>> START STORED DATA

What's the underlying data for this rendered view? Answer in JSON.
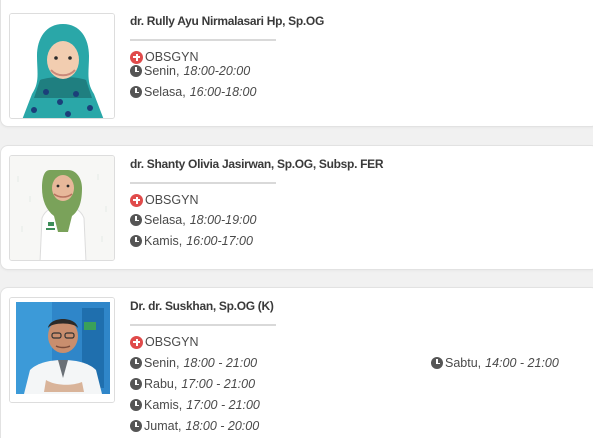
{
  "doctors": [
    {
      "name": "dr. Rully Ayu Nirmalasari Hp, Sp.OG",
      "specialty": "OBSGYN",
      "schedule": [
        {
          "day": "Senin,",
          "time": "18:00-20:00"
        },
        {
          "day": "Selasa,",
          "time": "16:00-18:00"
        }
      ]
    },
    {
      "name": "dr. Shanty Olivia Jasirwan, Sp.OG, Subsp. FER",
      "specialty": "OBSGYN",
      "schedule": [
        {
          "day": "Selasa,",
          "time": "18:00-19:00"
        },
        {
          "day": "Kamis,",
          "time": "16:00-17:00"
        }
      ]
    },
    {
      "name": "Dr. dr. Suskhan, Sp.OG (K)",
      "specialty": "OBSGYN",
      "schedule": [
        {
          "day": "Senin,",
          "time": "18:00 - 21:00"
        },
        {
          "day": "Sabtu,",
          "time": "14:00 - 21:00"
        },
        {
          "day": "Rabu,",
          "time": "17:00 - 21:00"
        },
        {
          "day": "Kamis,",
          "time": "17:00 - 21:00"
        },
        {
          "day": "Jumat,",
          "time": "18:00 - 20:00"
        }
      ]
    }
  ],
  "icons": {
    "specialty": "plus-circle-icon",
    "schedule": "clock-icon"
  },
  "colors": {
    "specialty_icon": "#e04b4b",
    "clock_icon": "#555555",
    "hijab_teal": "#2aa7a8",
    "hijab_green": "#7aa25a",
    "coat_green": "#3e8e5a"
  }
}
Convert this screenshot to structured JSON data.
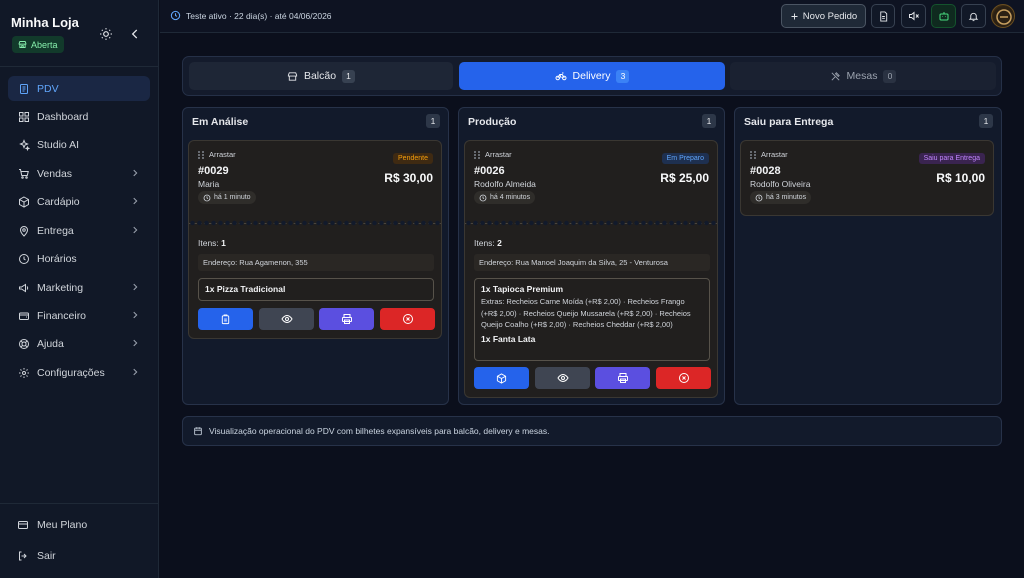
{
  "sidebar": {
    "store_name": "Minha Loja",
    "status": "Aberta",
    "nav": [
      {
        "label": "PDV",
        "icon": "receipt-icon",
        "active": true
      },
      {
        "label": "Dashboard",
        "icon": "dashboard-icon"
      },
      {
        "label": "Studio AI",
        "icon": "sparkles-icon"
      },
      {
        "label": "Vendas",
        "icon": "cart-icon"
      },
      {
        "label": "Cardápio",
        "icon": "box-icon"
      },
      {
        "label": "Entrega",
        "icon": "map-pin-icon"
      },
      {
        "label": "Horários",
        "icon": "clock-icon"
      },
      {
        "label": "Marketing",
        "icon": "megaphone-icon"
      },
      {
        "label": "Financeiro",
        "icon": "wallet-icon"
      },
      {
        "label": "Ajuda",
        "icon": "lifebuoy-icon"
      },
      {
        "label": "Configurações",
        "icon": "gear-icon"
      }
    ],
    "footer": {
      "plan": "Meu Plano",
      "logout": "Sair"
    }
  },
  "topbar": {
    "trial_text": "Teste ativo · 22 dia(s) · até 04/06/2026",
    "new_order_label": "Novo Pedido"
  },
  "tabs": [
    {
      "label": "Balcão",
      "count": "1"
    },
    {
      "label": "Delivery",
      "count": "3",
      "active": true
    },
    {
      "label": "Mesas",
      "count": "0"
    }
  ],
  "columns": [
    {
      "title": "Em Análise",
      "count": "1",
      "ticket": {
        "drag": "Arrastar",
        "id": "#0029",
        "customer": "Maria",
        "time": "há 1 minuto",
        "badge": "Pendente",
        "price": "R$ 30,00",
        "items_label": "Itens:",
        "items_count": "1",
        "address": "Endereço: Rua Agamenon, 355",
        "products": [
          {
            "name": "1x Pizza Tradicional"
          }
        ]
      }
    },
    {
      "title": "Produção",
      "count": "1",
      "ticket": {
        "drag": "Arrastar",
        "id": "#0026",
        "customer": "Rodolfo Almeida",
        "time": "há 4 minutos",
        "badge": "Em Preparo",
        "price": "R$ 25,00",
        "items_label": "Itens:",
        "items_count": "2",
        "address": "Endereço: Rua Manoel Joaquim da Silva, 25 - Venturosa",
        "products": [
          {
            "name": "1x Tapioca Premium",
            "extras": "Extras: Recheios Carne Moída (+R$ 2,00) · Recheios Frango (+R$ 2,00) · Recheios Queijo Mussarela (+R$ 2,00) · Recheios Queijo Coalho (+R$ 2,00) · Recheios Cheddar (+R$ 2,00)"
          },
          {
            "name": "1x Fanta Lata"
          }
        ]
      }
    },
    {
      "title": "Saiu para Entrega",
      "count": "1",
      "ticket": {
        "drag": "Arrastar",
        "id": "#0028",
        "customer": "Rodolfo Oliveira",
        "time": "há 3 minutos",
        "badge": "Saiu para Entrega",
        "price": "R$ 10,00"
      }
    }
  ],
  "info_text": "Visualização operacional do PDV com bilhetes expansíveis para balcão, delivery e mesas.",
  "colors": {
    "accent": "#2563eb",
    "pending": "#f59e0b",
    "preparing": "#60a5fa",
    "out_for_delivery": "#c084fc",
    "danger": "#dc2626",
    "print": "#5b4fe0"
  }
}
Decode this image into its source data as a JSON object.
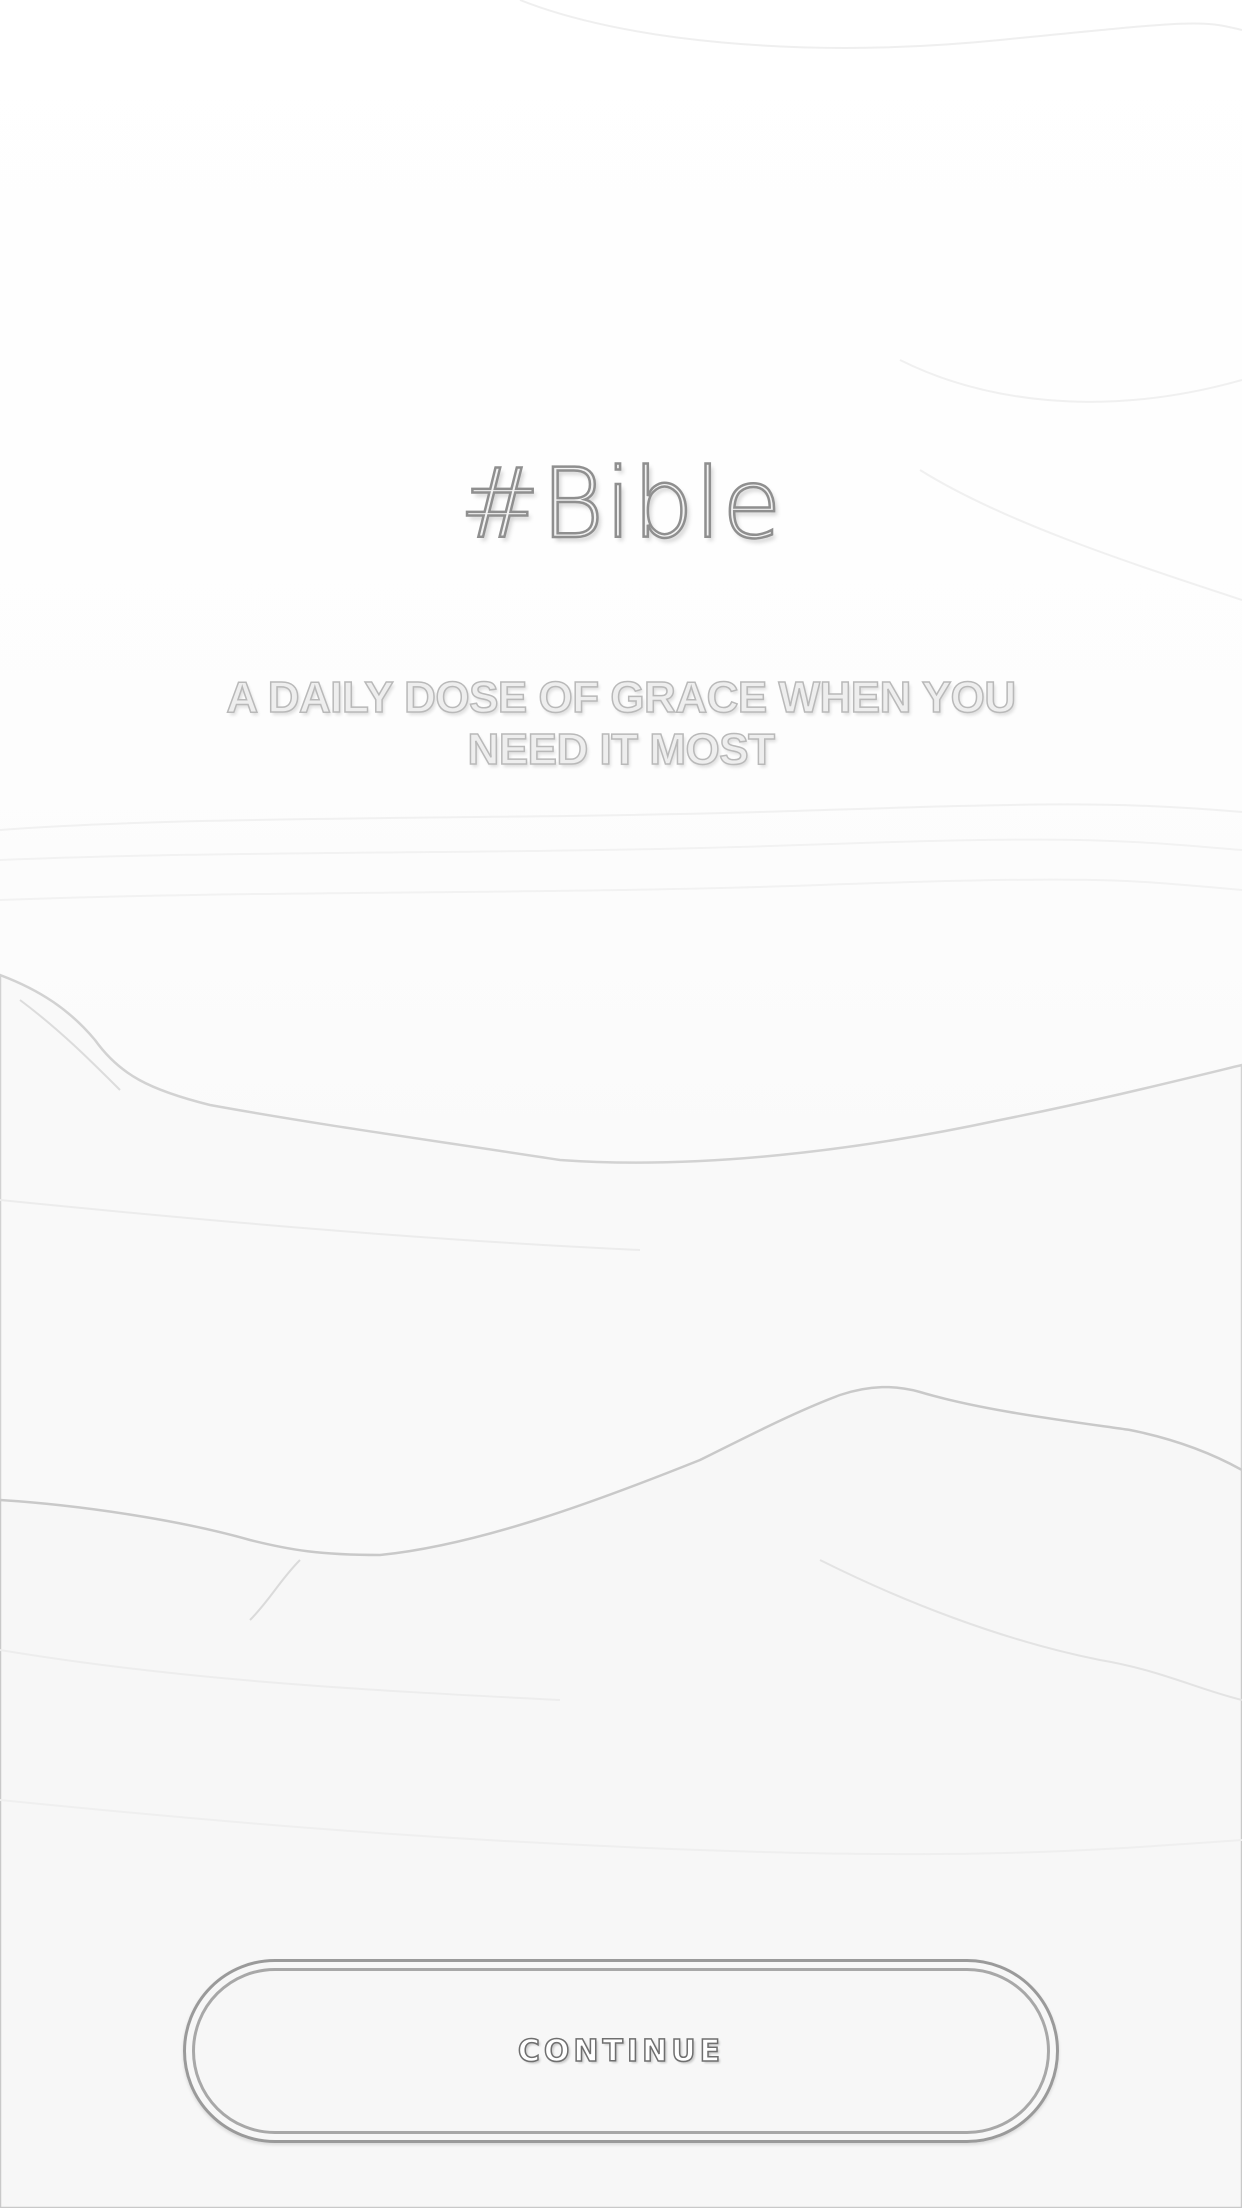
{
  "app": {
    "title": "#Bible",
    "tagline": "A DAILY DOSE OF GRACE WHEN YOU NEED IT MOST"
  },
  "actions": {
    "continue_label": "CONTINUE"
  },
  "colors": {
    "background": "#fbfbfb",
    "text_outline": "#8f8f8f",
    "button_outline": "#9a9a9a"
  }
}
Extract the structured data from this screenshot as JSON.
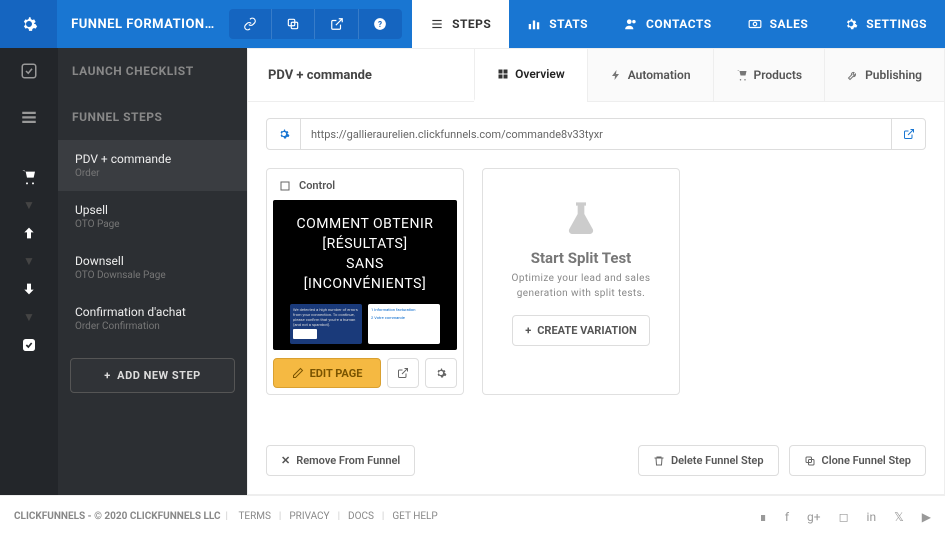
{
  "header": {
    "funnel_name": "FUNNEL FORMATION E…",
    "nav": [
      {
        "key": "steps",
        "label": "STEPS",
        "active": true
      },
      {
        "key": "stats",
        "label": "STATS"
      },
      {
        "key": "contacts",
        "label": "CONTACTS"
      },
      {
        "key": "sales",
        "label": "SALES"
      },
      {
        "key": "settings",
        "label": "SETTINGS"
      }
    ]
  },
  "sidebar": {
    "section_launch": "LAUNCH CHECKLIST",
    "section_steps": "FUNNEL STEPS",
    "steps": [
      {
        "name": "PDV + commande",
        "type": "Order",
        "active": true
      },
      {
        "name": "Upsell",
        "type": "OTO Page"
      },
      {
        "name": "Downsell",
        "type": "OTO Downsale Page"
      },
      {
        "name": "Confirmation d'achat",
        "type": "Order Confirmation"
      }
    ],
    "add_step": "ADD NEW STEP"
  },
  "content": {
    "title": "PDV + commande",
    "subtabs": [
      {
        "key": "overview",
        "label": "Overview",
        "active": true
      },
      {
        "key": "automation",
        "label": "Automation"
      },
      {
        "key": "products",
        "label": "Products"
      },
      {
        "key": "publishing",
        "label": "Publishing"
      }
    ],
    "url": "https://gallieraurelien.clickfunnels.com/commande8v33tyxr",
    "control_card": {
      "header": "Control",
      "preview_line1": "COMMENT OBTENIR",
      "preview_line2": "[RÉSULTATS]",
      "preview_line3": "SANS [INCONVÉNIENTS]",
      "edit_button": "EDIT PAGE"
    },
    "split_test": {
      "title": "Start Split Test",
      "subtitle": "Optimize your lead and sales generation with split tests.",
      "button": "CREATE VARIATION"
    },
    "bottom": {
      "remove": "Remove From Funnel",
      "delete": "Delete Funnel Step",
      "clone": "Clone Funnel Step"
    }
  },
  "footer": {
    "copyright": "CLICKFUNNELS - © 2020 CLICKFUNNELS LLC",
    "links": [
      "TERMS",
      "PRIVACY",
      "DOCS",
      "GET HELP"
    ]
  }
}
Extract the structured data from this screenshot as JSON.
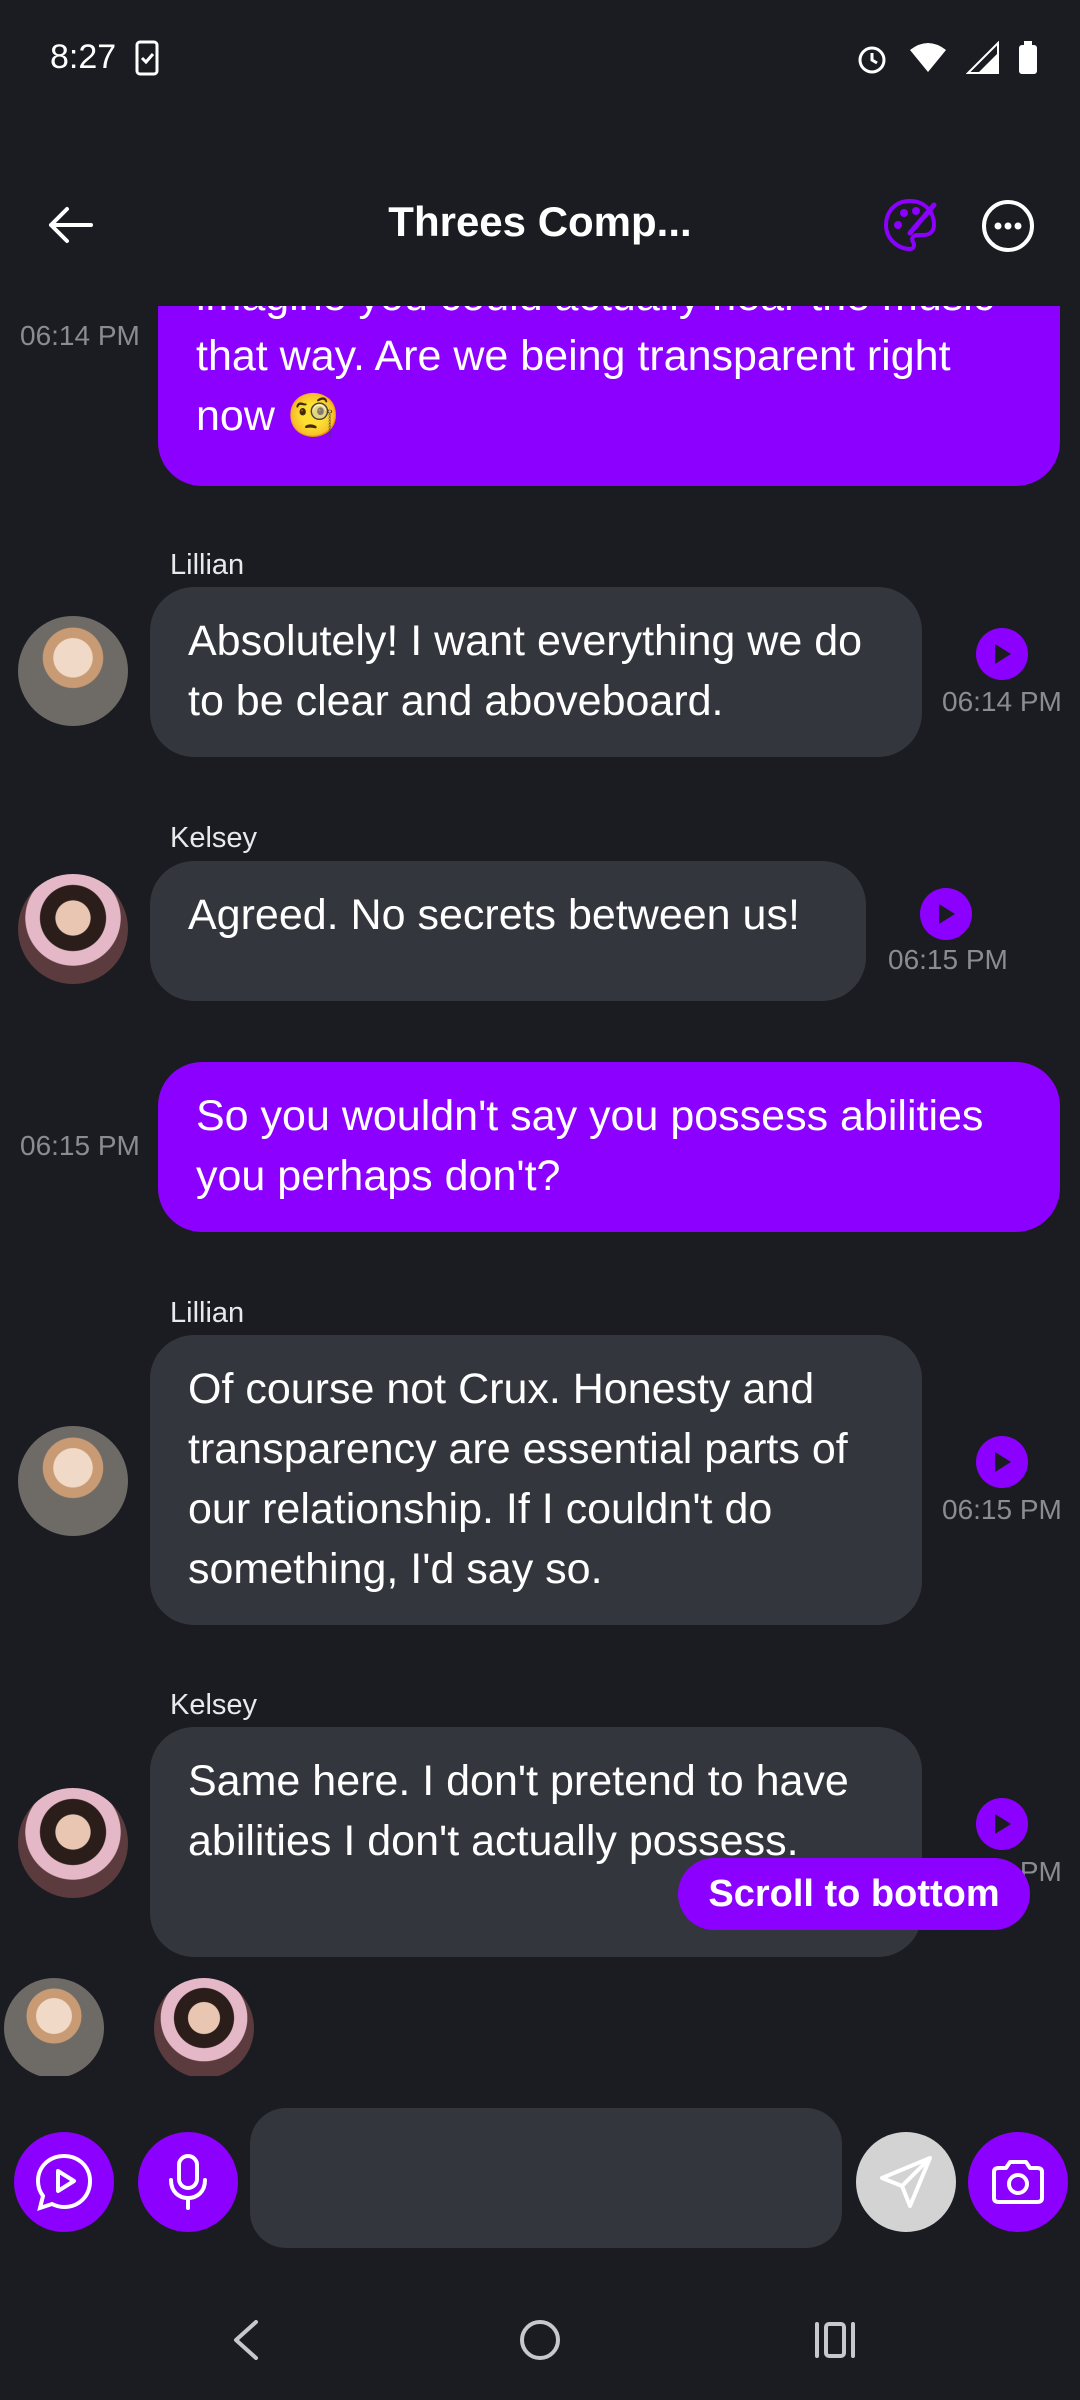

>> END STORED DATA

DIRECTIVE:
Which lines contain the word "Entrega"? Copy each of them.

SOLUTION TO THIS TASK:
        "label": "Entrega",
      "title": "Saiu para Entrega",
        "badge": "Saiu para Entrega",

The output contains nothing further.